## BEGIN EXERCISE MATERIALS
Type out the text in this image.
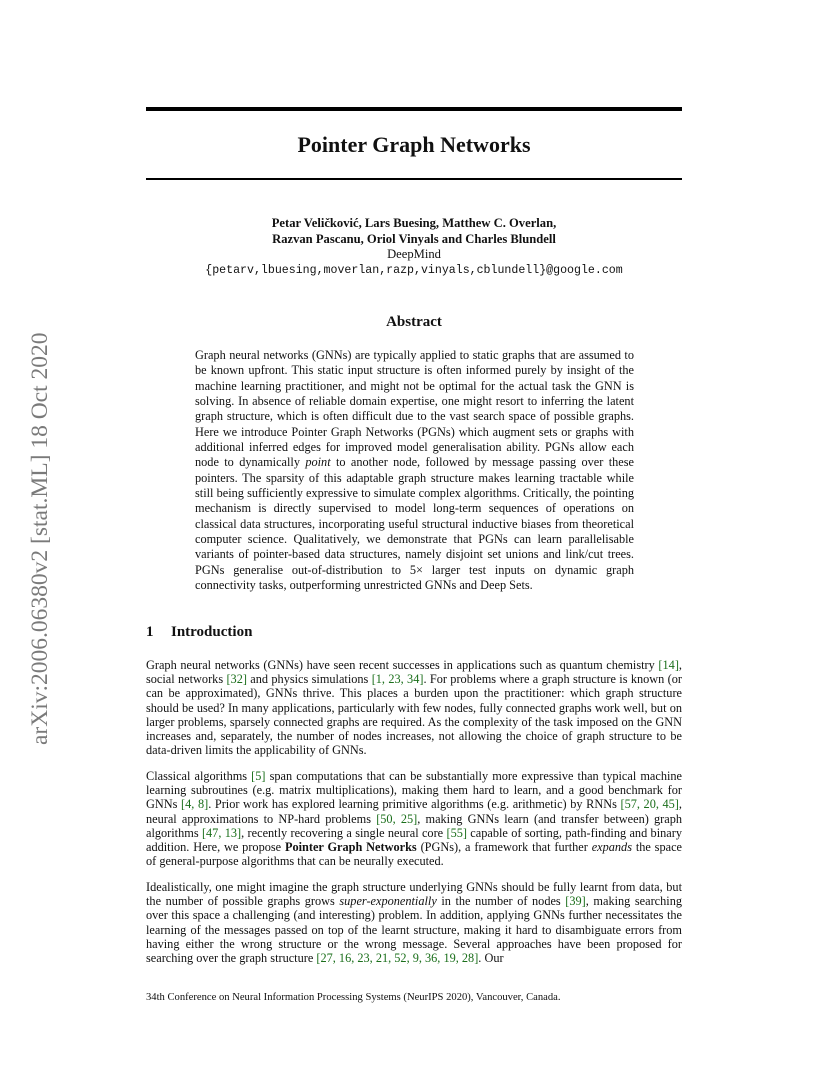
arXiv:2006.06380v2 [stat.ML] 18 Oct 2020
Pointer Graph Networks
Petar Veličković, Lars Buesing, Matthew C. Overlan,
Razvan Pascanu, Oriol Vinyals and Charles Blundell
DeepMind
{petarv,lbuesing,moverlan,razp,vinyals,cblundell}@google.com
Abstract
Graph neural networks (GNNs) are typically applied to static graphs that are assumed to be known upfront. This static input structure is often informed purely by insight of the machine learning practitioner, and might not be optimal for the actual task the GNN is solving. In absence of reliable domain expertise, one might resort to inferring the latent graph structure, which is often difficult due to the vast search space of possible graphs. Here we introduce Pointer Graph Networks (PGNs) which augment sets or graphs with additional inferred edges for improved model generalisation ability. PGNs allow each node to dynamically point to another node, followed by message passing over these pointers. The sparsity of this adaptable graph structure makes learning tractable while still being sufficiently expressive to simulate complex algorithms. Critically, the pointing mechanism is directly supervised to model long-term sequences of operations on classical data structures, incorporating useful structural inductive biases from theoretical computer science. Qualitatively, we demonstrate that PGNs can learn parallelisable variants of pointer-based data structures, namely disjoint set unions and link/cut trees. PGNs generalise out-of-distribution to 5× larger test inputs on dynamic graph connectivity tasks, outperforming unrestricted GNNs and Deep Sets.
1 Introduction
Graph neural networks (GNNs) have seen recent successes in applications such as quantum chemistry [14], social networks [32] and physics simulations [1, 23, 34]. For problems where a graph structure is known (or can be approximated), GNNs thrive. This places a burden upon the practitioner: which graph structure should be used? In many applications, particularly with few nodes, fully connected graphs work well, but on larger problems, sparsely connected graphs are required. As the complexity of the task imposed on the GNN increases and, separately, the number of nodes increases, not allowing the choice of graph structure to be data-driven limits the applicability of GNNs.
Classical algorithms [5] span computations that can be substantially more expressive than typical machine learning subroutines (e.g. matrix multiplications), making them hard to learn, and a good benchmark for GNNs [4, 8]. Prior work has explored learning primitive algorithms (e.g. arithmetic) by RNNs [57, 20, 45], neural approximations to NP-hard problems [50, 25], making GNNs learn (and transfer between) graph algorithms [47, 13], recently recovering a single neural core [55] capable of sorting, path-finding and binary addition. Here, we propose Pointer Graph Networks (PGNs), a framework that further expands the space of general-purpose algorithms that can be neurally executed.
Idealistically, one might imagine the graph structure underlying GNNs should be fully learnt from data, but the number of possible graphs grows super-exponentially in the number of nodes [39], making searching over this space a challenging (and interesting) problem. In addition, applying GNNs further necessitates the learning of the messages passed on top of the learnt structure, making it hard to disambiguate errors from having either the wrong structure or the wrong message. Several approaches have been proposed for searching over the graph structure [27, 16, 23, 21, 52, 9, 36, 19, 28]. Our
34th Conference on Neural Information Processing Systems (NeurIPS 2020), Vancouver, Canada.
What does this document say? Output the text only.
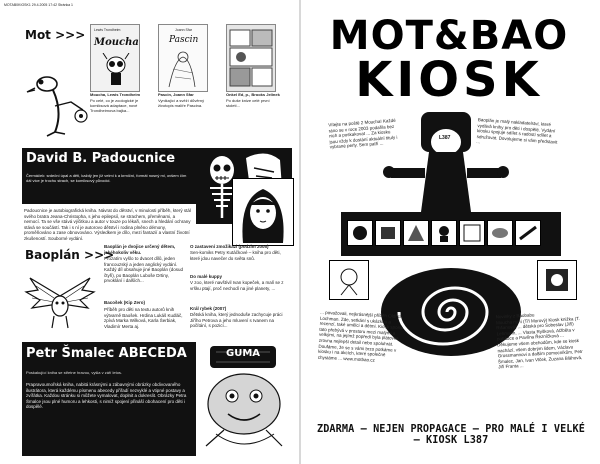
MOTAB0KIOSK1 29.4.2005 17:42 Stránka 1
Mot >>> Lewis Trondheim
Moucha
Moucha, Lewis Trondheim
Po celé, co je zoologické je komiksová adaptace, nové Trondheimova bajka...
Joann Sfar
Pascin
Pascin, Joann Sfar
Vynikající a svěží důvěrný životopis malíře Pascina.
Onkel Ed, p., Brooks Jelinek
Po duše knize celé první století...
David B. Padoucnice
Čermáček: srdeční úpal a děti, každý jen již velmi k a krmiční, formát nosný mi, ovšem čím dál více je trochu strach, se komiksový původci.
Padoucnice je autobiografická kniha. Návrat do dětství, v minulosti příběh, který stál svého bratra Jeana-Christopha, s jeho epilepsií, se strachem, přeměnami, a nemocí. Ta se vše stává výčitkou a autor v touze po lékaři, snech a hledání ochrany stává se součástí. Tak i s ní je autorovo dětství i rodina plněno démony, proměňováno a zase obnovováno. Výsledkem je dílo, mezi fantazií a vlastní životní zkušeností. Souborné vydání.
Baoplán >>>
Baoplán je dvojice určený dětem, jakéhokoliv věku.
Prozatím vyšlo to dvacet dílů, jeden francouzský a jeden anglický vydání. Každý díl obsahuje jiné Baoplán (dosud čtyři), po Baoplán Luboše Drtiny, prvoklání i dalších...
Bacošek (Kip Zero)
Příběh pro děti na textu autorů knih výtvarně Baošek. Hrdina Lukáš Kudláč, zpívá Marka Wilková, Karla Šerbiak, Vladimír Merta aj.
O zastavení zmožikázi (podzim 2005)
Sen-komiks Petry Kutáčkové – kniha pro děti, které jdou navečer do světa snů.
Do malé kuppy
V zoo, které navštívil Ivan kopeček, a malí se z vršku ptají, proč nechodí na jiné planety, ...
Král rybek (2007)
Dětská kniha, který jednoduše zachycuje práci Jiřího Petrova a jeho mluvení s Ivanem na počítání, s pozicí...
Petr Šmalec ABECEDA
Poskakující kniha se střetne hravou, vyšla v září letos.
Prapravoumořská kniha, nabitá krásnými a zábavnými obrázky obdivovaného ilustrátora, která každému písmenu abecedy přiřadí nezvyklé a vtipné postavy a zvířátka. Každou stránku si můžete vymalovat, doplnit a dokreslit. Obrázky Petra Šmalce jsou plné humoru a lehkosti, s nimiž spojení přináší obohacení pro děti i dospělé.
GUMA
MOT&BAO
KIOSK
Vítejte na poště 2 Moucha! Každé ráno se v roce 2003 podařila bez nich a poskakovat ... Za kiosku jsou vždy k dostání aktuální tituly i vybrané perly. Sem patří ...
Baoplán je malý nakladatelství, které vydává knihy pro děti i dospělé. Vydání kiosku spojuje sdílet s radostí sdílet a sdružovat. Dovolujeme si vám představit ...
L387
... považovali, nejkrásnější příběh Oldřich Lochman. Zde, setkání s ukázkou a recenzí, také umělci a dětmi. Kiosk spolek tato přebývá v prostoru mezi malými a velkými, na jejímž popředí byla plátovka zrovna nejlepší detail nebo spoluhrát. Doufáme, že se s vámi brzo potkáme v kiosku i na akcích, které společně chystáme ... www.motbao.cz
Novinky z Baobabu
Moucha nyní (Tři Morový) Kiosk knižka (T. Rišanová) ... dětská pro Sobeslav (Jiří) Lehmann, ... Vlasta Ryšková, Alžběta v pohádce a Pavlína Řezníčková ...
Děkujeme všem obchodům, kde se kiosk nachází, všem dobrým lidem, Václavu Grossmannovi a dalším pomocníkům, Petr Šmalec, Jan, Ivan Vlček, Zuzana Bláhová, Jiří Franta ...
ZDARMA – NEJEN PROPAGACE – PRO MALÉ I VELKÉ – KIOSK L387
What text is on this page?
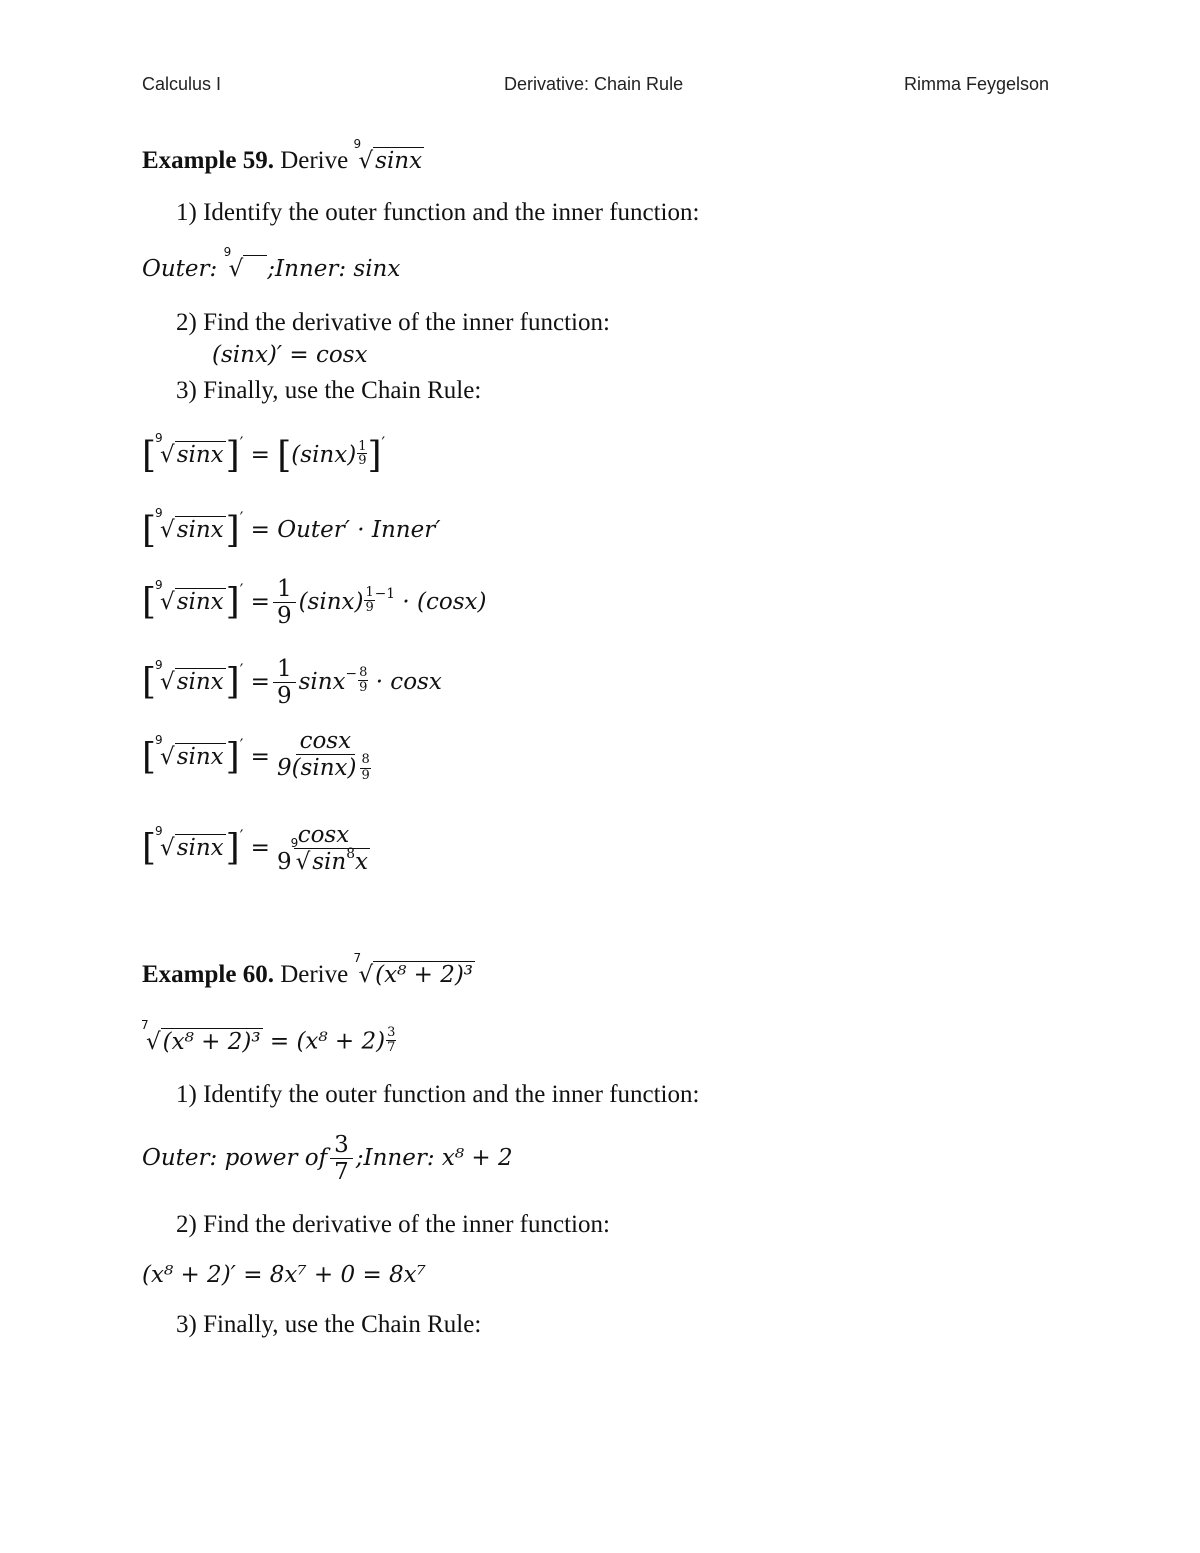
Calculus I	Derivative: Chain Rule	Rimma Feygelson
Example 59. Derive
9
√sinx
1) Identify the outer function and the inner function:
Outer:
9
√ ;Inner: sinx
2) Find the derivative of the inner function:
(sinx)′ = cosx
3) Finally, use the Chain Rule:
[ 9
$√\sin x]' = [(\sin x) \frac{1}{9} ]'$
[ 9
√sinx]′ = Outer′ · Inner′
[ 9
$√\sin x]' = \frac{1}{9} (\sin x) \frac{1}{9} ^{-1} \cdot (\cos x)$
[ 9
$√\sin x]' = \frac{1}{9} \sin x^- \frac{8}{9} \cdot \cos x$
[ 9
$√\sin x]' = \frac{\cos x}{9(\sin x) \frac{8}{9}}$
[ 9
√sinx]′ = cosx
9
9
$√\sin^8x$
Example 60. Derive
7
√(x⁸ + 2)³
7
$√(x^8 + 2)^3 = (x^8 + 2) \frac{3}{7}$
1) Identify the outer function and the inner function:
Outer: power of $\frac{3}{7}$ ;Inner: x⁸ + 2
2) Find the derivative of the inner function:
(x⁸ + 2)′ = 8x⁷ + 0 = 8x⁷
3) Finally, use the Chain Rule:
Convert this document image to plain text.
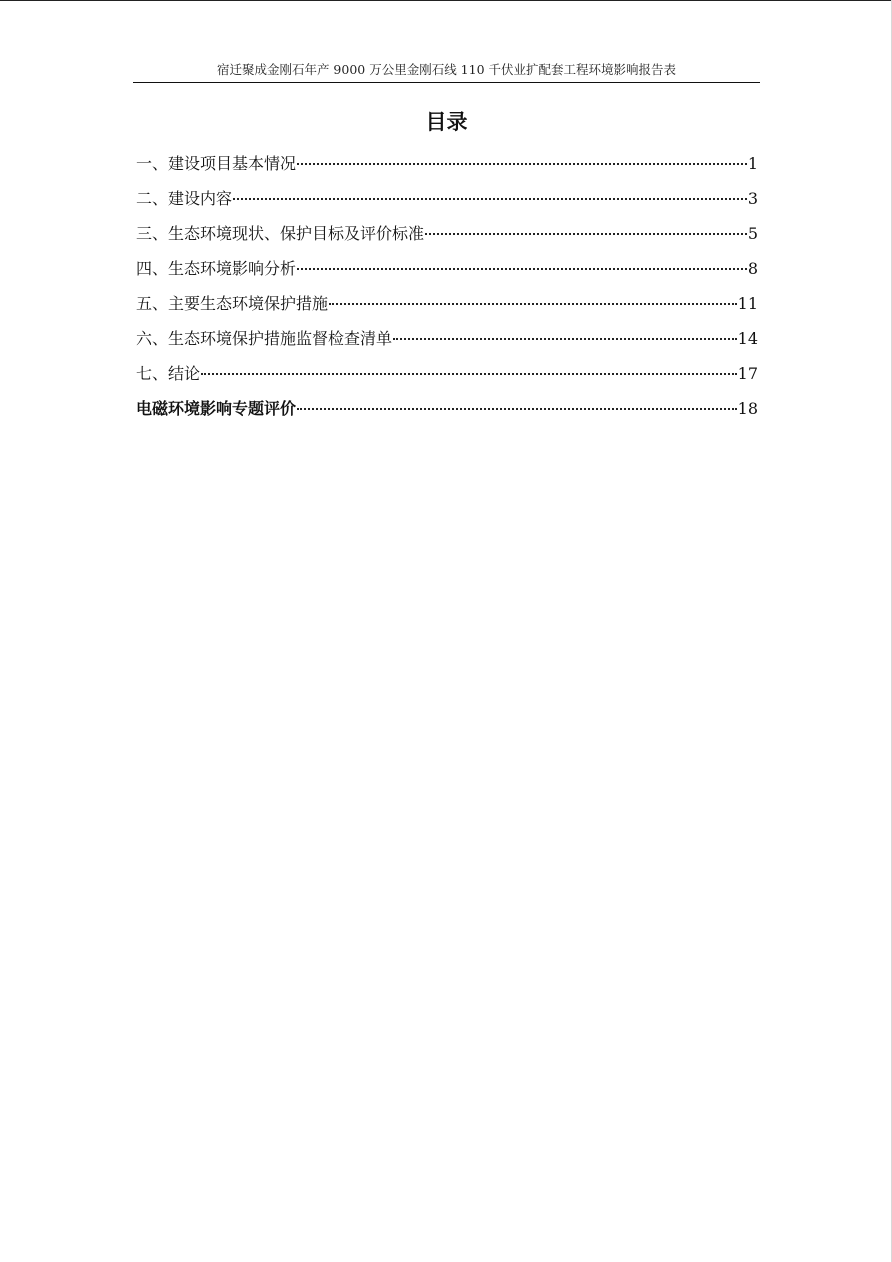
宿迁聚成金刚石年产 9000 万公里金刚石线 110 千伏业扩配套工程环境影响报告表
目录
一、建设项目基本情况	1
二、建设内容	3
三、生态环境现状、保护目标及评价标准	5
四、生态环境影响分析	8
五、主要生态环境保护措施	11
六、生态环境保护措施监督检查清单	14
七、结论	17
电磁环境影响专题评价	18
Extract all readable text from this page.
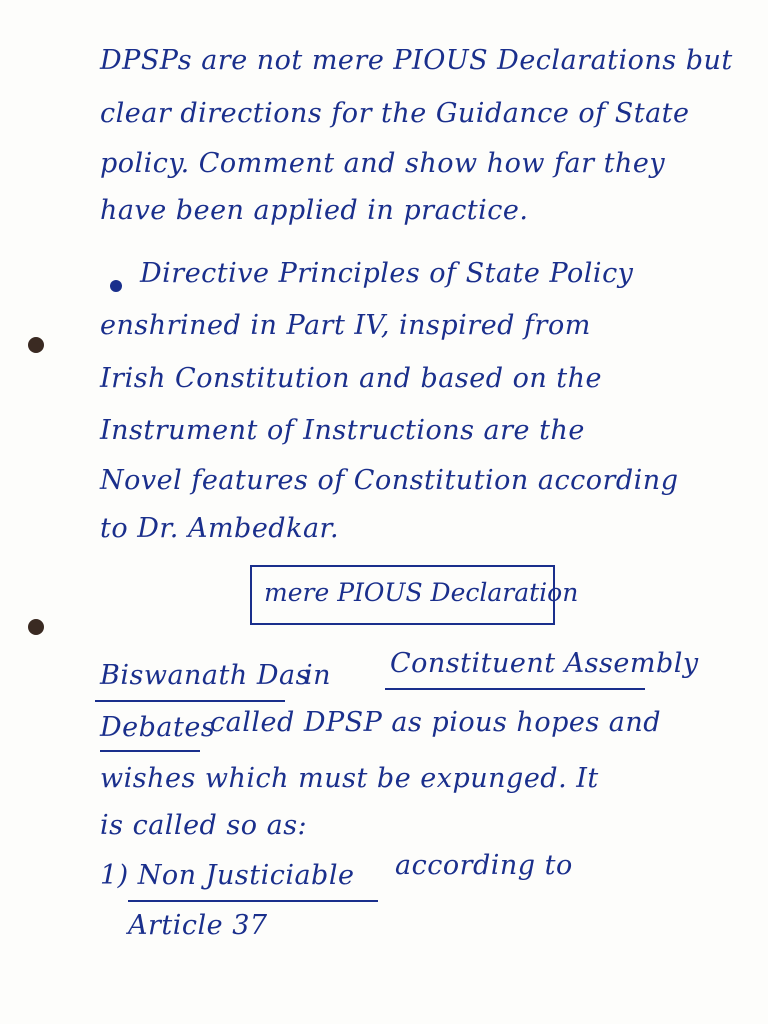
DPSPs are not mere PIOUS Declarations but
clear directions for the Guidance of State
policy. Comment and show how far they
have been applied in practice.
Directive Principles of State Policy
enshrined in Part IV, inspired from
Irish Constitution and based on the
Instrument of Instructions are the
Novel features of Constitution according
to Dr. Ambedkar.
mere PIOUS Declaration
Biswanath Das
in Constituent Assembly
Debates
called DPSP as pious hopes and
wishes which must be expunged. It
is called so as:
1) Non Justiciable according to
Article 37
## END EXERCISE MATERIALS
Extract only the lines from the one that contains "Convert this document image to plain text." through the end of the records, inclusive, and omit every picture.

ANSWER BELOW:
Convert this document image to plain text.
宿迁聚成金刚石年产 9000 万公里金刚石线 110 千伏业扩配套工程环境影响报告表
目录
一、建设项目基本情况	1
二、建设内容	3
三、生态环境现状、保护目标及评价标准	5
四、生态环境影响分析	8
五、主要生态环境保护措施	11
六、生态环境保护措施监督检查清单	14
七、结论	17
电磁环境影响专题评价	18
Extract all readable text from this page.
DPSPs are not mere PIOUS Declarations but
clear directions for the Guidance of State
policy. Comment and show how far they
have been applied in practice.
Directive Principles of State Policy
enshrined in Part IV, inspired from
Irish Constitution and based on the
Instrument of Instructions are the
Novel features of Constitution according
to Dr. Ambedkar.
mere PIOUS Declaration
Biswanath Das
in Constituent Assembly
Debates
called DPSP as pious hopes and
wishes which must be expunged. It
is called so as:
1) Non Justiciable according to
Article 37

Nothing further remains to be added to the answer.